§ Source records:

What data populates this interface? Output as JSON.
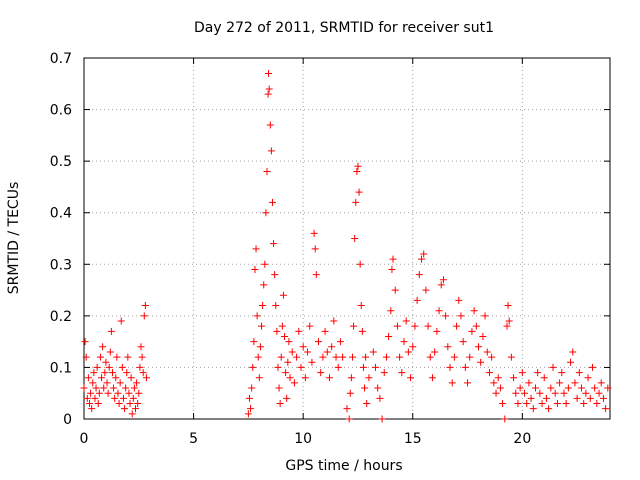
{
  "chart_data": {
    "type": "scatter",
    "title": "Day 272 of 2011, SRMTID for receiver sut1",
    "xlabel": "GPS time / hours",
    "ylabel": "SRMTID / TECUs",
    "xlim": [
      0,
      24
    ],
    "ylim": [
      0,
      0.7
    ],
    "xticks": [
      0,
      5,
      10,
      15,
      20
    ],
    "yticks": [
      0,
      0.1,
      0.2,
      0.3,
      0.4,
      0.5,
      0.6,
      0.7
    ],
    "xtick_labels": [
      "0",
      "5",
      "10",
      "15",
      "20"
    ],
    "ytick_labels": [
      "0",
      "0.1",
      "0.2",
      "0.3",
      "0.4",
      "0.5",
      "0.6",
      "0.7"
    ],
    "grid": true,
    "marker": "+",
    "color": "#ff0000",
    "series": [
      {
        "name": "SRMTID",
        "points": [
          [
            0.0,
            0.06
          ],
          [
            0.05,
            0.15
          ],
          [
            0.1,
            0.12
          ],
          [
            0.15,
            0.04
          ],
          [
            0.2,
            0.08
          ],
          [
            0.25,
            0.03
          ],
          [
            0.3,
            0.05
          ],
          [
            0.35,
            0.02
          ],
          [
            0.4,
            0.07
          ],
          [
            0.45,
            0.09
          ],
          [
            0.5,
            0.04
          ],
          [
            0.55,
            0.06
          ],
          [
            0.6,
            0.1
          ],
          [
            0.65,
            0.03
          ],
          [
            0.7,
            0.05
          ],
          [
            0.75,
            0.12
          ],
          [
            0.8,
            0.08
          ],
          [
            0.85,
            0.14
          ],
          [
            0.9,
            0.06
          ],
          [
            0.95,
            0.09
          ],
          [
            1.0,
            0.11
          ],
          [
            1.05,
            0.07
          ],
          [
            1.1,
            0.05
          ],
          [
            1.15,
            0.1
          ],
          [
            1.2,
            0.13
          ],
          [
            1.25,
            0.17
          ],
          [
            1.3,
            0.09
          ],
          [
            1.35,
            0.06
          ],
          [
            1.4,
            0.04
          ],
          [
            1.45,
            0.08
          ],
          [
            1.5,
            0.12
          ],
          [
            1.55,
            0.05
          ],
          [
            1.6,
            0.03
          ],
          [
            1.65,
            0.07
          ],
          [
            1.7,
            0.19
          ],
          [
            1.75,
            0.1
          ],
          [
            1.8,
            0.04
          ],
          [
            1.85,
            0.02
          ],
          [
            1.9,
            0.06
          ],
          [
            1.95,
            0.09
          ],
          [
            2.0,
            0.12
          ],
          [
            2.05,
            0.05
          ],
          [
            2.1,
            0.03
          ],
          [
            2.15,
            0.08
          ],
          [
            2.2,
            0.01
          ],
          [
            2.25,
            0.04
          ],
          [
            2.3,
            0.06
          ],
          [
            2.35,
            0.02
          ],
          [
            2.4,
            0.07
          ],
          [
            2.45,
            0.03
          ],
          [
            2.5,
            0.05
          ],
          [
            2.55,
            0.1
          ],
          [
            2.6,
            0.14
          ],
          [
            2.65,
            0.12
          ],
          [
            2.7,
            0.09
          ],
          [
            2.75,
            0.2
          ],
          [
            2.8,
            0.22
          ],
          [
            2.85,
            0.08
          ],
          [
            7.5,
            0.01
          ],
          [
            7.55,
            0.04
          ],
          [
            7.6,
            0.02
          ],
          [
            7.65,
            0.06
          ],
          [
            7.7,
            0.1
          ],
          [
            7.75,
            0.15
          ],
          [
            7.8,
            0.29
          ],
          [
            7.85,
            0.33
          ],
          [
            7.9,
            0.2
          ],
          [
            7.95,
            0.12
          ],
          [
            8.0,
            0.08
          ],
          [
            8.05,
            0.14
          ],
          [
            8.1,
            0.18
          ],
          [
            8.15,
            0.22
          ],
          [
            8.2,
            0.26
          ],
          [
            8.25,
            0.3
          ],
          [
            8.3,
            0.4
          ],
          [
            8.35,
            0.48
          ],
          [
            8.4,
            0.63
          ],
          [
            8.42,
            0.67
          ],
          [
            8.45,
            0.64
          ],
          [
            8.5,
            0.57
          ],
          [
            8.55,
            0.52
          ],
          [
            8.6,
            0.42
          ],
          [
            8.65,
            0.34
          ],
          [
            8.7,
            0.28
          ],
          [
            8.75,
            0.22
          ],
          [
            8.8,
            0.17
          ],
          [
            8.85,
            0.1
          ],
          [
            8.9,
            0.06
          ],
          [
            8.95,
            0.03
          ],
          [
            9.0,
            0.12
          ],
          [
            9.05,
            0.18
          ],
          [
            9.1,
            0.24
          ],
          [
            9.15,
            0.16
          ],
          [
            9.2,
            0.09
          ],
          [
            9.25,
            0.04
          ],
          [
            9.3,
            0.11
          ],
          [
            9.35,
            0.15
          ],
          [
            9.4,
            0.08
          ],
          [
            9.5,
            0.13
          ],
          [
            9.6,
            0.07
          ],
          [
            9.7,
            0.12
          ],
          [
            9.8,
            0.17
          ],
          [
            9.9,
            0.1
          ],
          [
            10.0,
            0.14
          ],
          [
            10.1,
            0.08
          ],
          [
            10.2,
            0.13
          ],
          [
            10.3,
            0.18
          ],
          [
            10.4,
            0.11
          ],
          [
            10.5,
            0.36
          ],
          [
            10.55,
            0.33
          ],
          [
            10.6,
            0.28
          ],
          [
            10.7,
            0.15
          ],
          [
            10.8,
            0.09
          ],
          [
            10.9,
            0.12
          ],
          [
            11.0,
            0.17
          ],
          [
            11.1,
            0.13
          ],
          [
            11.2,
            0.08
          ],
          [
            11.3,
            0.14
          ],
          [
            11.4,
            0.19
          ],
          [
            11.5,
            0.12
          ],
          [
            11.6,
            0.1
          ],
          [
            11.7,
            0.15
          ],
          [
            11.8,
            0.12
          ],
          [
            12.0,
            0.02
          ],
          [
            12.1,
            0.0
          ],
          [
            12.15,
            0.05
          ],
          [
            12.2,
            0.08
          ],
          [
            12.25,
            0.12
          ],
          [
            12.3,
            0.18
          ],
          [
            12.35,
            0.35
          ],
          [
            12.4,
            0.42
          ],
          [
            12.45,
            0.48
          ],
          [
            12.5,
            0.49
          ],
          [
            12.55,
            0.44
          ],
          [
            12.6,
            0.3
          ],
          [
            12.65,
            0.22
          ],
          [
            12.7,
            0.17
          ],
          [
            12.75,
            0.1
          ],
          [
            12.8,
            0.06
          ],
          [
            12.85,
            0.12
          ],
          [
            12.9,
            0.03
          ],
          [
            13.0,
            0.08
          ],
          [
            13.2,
            0.13
          ],
          [
            13.3,
            0.1
          ],
          [
            13.4,
            0.06
          ],
          [
            13.5,
            0.04
          ],
          [
            13.6,
            0.0
          ],
          [
            13.7,
            0.09
          ],
          [
            13.8,
            0.12
          ],
          [
            13.9,
            0.16
          ],
          [
            14.0,
            0.21
          ],
          [
            14.05,
            0.29
          ],
          [
            14.1,
            0.31
          ],
          [
            14.2,
            0.25
          ],
          [
            14.3,
            0.18
          ],
          [
            14.4,
            0.12
          ],
          [
            14.5,
            0.09
          ],
          [
            14.6,
            0.15
          ],
          [
            14.7,
            0.19
          ],
          [
            14.8,
            0.13
          ],
          [
            14.9,
            0.08
          ],
          [
            15.0,
            0.14
          ],
          [
            15.1,
            0.18
          ],
          [
            15.2,
            0.23
          ],
          [
            15.3,
            0.28
          ],
          [
            15.4,
            0.31
          ],
          [
            15.5,
            0.32
          ],
          [
            15.6,
            0.25
          ],
          [
            15.7,
            0.18
          ],
          [
            15.8,
            0.12
          ],
          [
            15.9,
            0.08
          ],
          [
            16.0,
            0.13
          ],
          [
            16.1,
            0.17
          ],
          [
            16.2,
            0.21
          ],
          [
            16.3,
            0.26
          ],
          [
            16.4,
            0.27
          ],
          [
            16.5,
            0.2
          ],
          [
            16.6,
            0.14
          ],
          [
            16.7,
            0.1
          ],
          [
            16.8,
            0.07
          ],
          [
            16.9,
            0.12
          ],
          [
            17.0,
            0.18
          ],
          [
            17.1,
            0.23
          ],
          [
            17.2,
            0.2
          ],
          [
            17.3,
            0.15
          ],
          [
            17.4,
            0.1
          ],
          [
            17.5,
            0.07
          ],
          [
            17.6,
            0.12
          ],
          [
            17.7,
            0.17
          ],
          [
            17.8,
            0.21
          ],
          [
            17.9,
            0.18
          ],
          [
            18.0,
            0.14
          ],
          [
            18.1,
            0.11
          ],
          [
            18.2,
            0.16
          ],
          [
            18.3,
            0.2
          ],
          [
            18.4,
            0.13
          ],
          [
            18.5,
            0.09
          ],
          [
            18.6,
            0.12
          ],
          [
            18.7,
            0.07
          ],
          [
            18.8,
            0.05
          ],
          [
            18.9,
            0.08
          ],
          [
            19.0,
            0.06
          ],
          [
            19.1,
            0.03
          ],
          [
            19.2,
            0.0
          ],
          [
            19.3,
            0.18
          ],
          [
            19.35,
            0.22
          ],
          [
            19.4,
            0.19
          ],
          [
            19.5,
            0.12
          ],
          [
            19.6,
            0.08
          ],
          [
            19.7,
            0.05
          ],
          [
            19.8,
            0.03
          ],
          [
            19.9,
            0.06
          ],
          [
            20.0,
            0.09
          ],
          [
            20.1,
            0.05
          ],
          [
            20.2,
            0.03
          ],
          [
            20.3,
            0.07
          ],
          [
            20.4,
            0.04
          ],
          [
            20.5,
            0.02
          ],
          [
            20.6,
            0.06
          ],
          [
            20.7,
            0.09
          ],
          [
            20.8,
            0.05
          ],
          [
            20.9,
            0.03
          ],
          [
            21.0,
            0.08
          ],
          [
            21.1,
            0.04
          ],
          [
            21.2,
            0.02
          ],
          [
            21.3,
            0.06
          ],
          [
            21.4,
            0.1
          ],
          [
            21.5,
            0.05
          ],
          [
            21.6,
            0.03
          ],
          [
            21.7,
            0.07
          ],
          [
            21.8,
            0.09
          ],
          [
            21.9,
            0.05
          ],
          [
            22.0,
            0.03
          ],
          [
            22.1,
            0.06
          ],
          [
            22.2,
            0.11
          ],
          [
            22.3,
            0.13
          ],
          [
            22.4,
            0.07
          ],
          [
            22.5,
            0.04
          ],
          [
            22.6,
            0.09
          ],
          [
            22.7,
            0.06
          ],
          [
            22.8,
            0.03
          ],
          [
            22.9,
            0.05
          ],
          [
            23.0,
            0.08
          ],
          [
            23.1,
            0.04
          ],
          [
            23.2,
            0.1
          ],
          [
            23.3,
            0.06
          ],
          [
            23.4,
            0.03
          ],
          [
            23.5,
            0.05
          ],
          [
            23.6,
            0.07
          ],
          [
            23.7,
            0.04
          ],
          [
            23.8,
            0.02
          ],
          [
            23.9,
            0.06
          ]
        ]
      }
    ]
  }
}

§ Task statement: Which lines of the data above contain "SRMTID"? Copy each one.

§ Exercise result:
    "title": "Day 272 of 2011, SRMTID for receiver sut1",
    "ylabel": "SRMTID / TECUs",
        "name": "SRMTID",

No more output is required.